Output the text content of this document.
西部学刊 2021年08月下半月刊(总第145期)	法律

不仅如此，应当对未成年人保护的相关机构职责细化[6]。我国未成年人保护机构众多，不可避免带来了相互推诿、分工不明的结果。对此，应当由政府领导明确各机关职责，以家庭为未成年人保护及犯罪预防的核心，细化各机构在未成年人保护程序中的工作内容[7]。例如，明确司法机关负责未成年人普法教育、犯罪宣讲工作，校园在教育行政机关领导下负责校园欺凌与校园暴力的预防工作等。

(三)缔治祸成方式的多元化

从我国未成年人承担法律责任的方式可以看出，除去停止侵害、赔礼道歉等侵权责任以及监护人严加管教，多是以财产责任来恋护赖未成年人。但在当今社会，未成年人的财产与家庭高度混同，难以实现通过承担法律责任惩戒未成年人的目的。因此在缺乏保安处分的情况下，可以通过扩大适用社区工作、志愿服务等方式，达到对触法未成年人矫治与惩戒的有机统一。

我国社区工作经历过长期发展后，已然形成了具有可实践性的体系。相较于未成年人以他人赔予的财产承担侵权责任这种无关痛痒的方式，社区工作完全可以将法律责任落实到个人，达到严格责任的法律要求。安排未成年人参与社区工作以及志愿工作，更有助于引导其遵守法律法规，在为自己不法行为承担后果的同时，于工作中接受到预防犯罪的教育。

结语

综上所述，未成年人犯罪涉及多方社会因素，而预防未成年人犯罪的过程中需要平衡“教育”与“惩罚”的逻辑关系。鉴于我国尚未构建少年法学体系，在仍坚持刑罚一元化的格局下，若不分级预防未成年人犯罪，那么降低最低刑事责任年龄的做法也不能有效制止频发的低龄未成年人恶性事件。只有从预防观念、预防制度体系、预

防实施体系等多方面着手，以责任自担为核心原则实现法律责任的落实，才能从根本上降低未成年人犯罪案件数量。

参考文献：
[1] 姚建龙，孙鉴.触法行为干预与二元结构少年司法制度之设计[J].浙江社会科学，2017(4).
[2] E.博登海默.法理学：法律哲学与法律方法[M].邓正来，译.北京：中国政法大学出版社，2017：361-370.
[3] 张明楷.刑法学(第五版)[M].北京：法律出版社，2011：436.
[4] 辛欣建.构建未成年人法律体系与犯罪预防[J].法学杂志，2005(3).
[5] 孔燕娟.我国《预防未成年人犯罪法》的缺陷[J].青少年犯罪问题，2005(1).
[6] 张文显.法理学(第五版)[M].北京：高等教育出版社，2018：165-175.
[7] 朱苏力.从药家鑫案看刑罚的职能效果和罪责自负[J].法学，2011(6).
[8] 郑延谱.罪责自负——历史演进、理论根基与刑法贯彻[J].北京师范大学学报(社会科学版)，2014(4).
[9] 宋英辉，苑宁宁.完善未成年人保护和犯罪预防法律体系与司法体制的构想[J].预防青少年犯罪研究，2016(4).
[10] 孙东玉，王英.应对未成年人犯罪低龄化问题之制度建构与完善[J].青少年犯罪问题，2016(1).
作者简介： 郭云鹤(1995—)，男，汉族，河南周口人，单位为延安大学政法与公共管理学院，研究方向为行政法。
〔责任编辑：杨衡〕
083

__________________________________________________

#### What you should do:
Check every line of the data above for the string "青少年犯罪问题", and copy those that have it.

#### Final answer:
[5] 孔燕娟.我国《预防未成年人犯罪法》的缺陷[J].青少年犯罪问题，2005(1).
[10] 孙东玉，王英.应对未成年人犯罪低龄化问题之制度建构与完善[J].青少年犯罪问题，2016(1).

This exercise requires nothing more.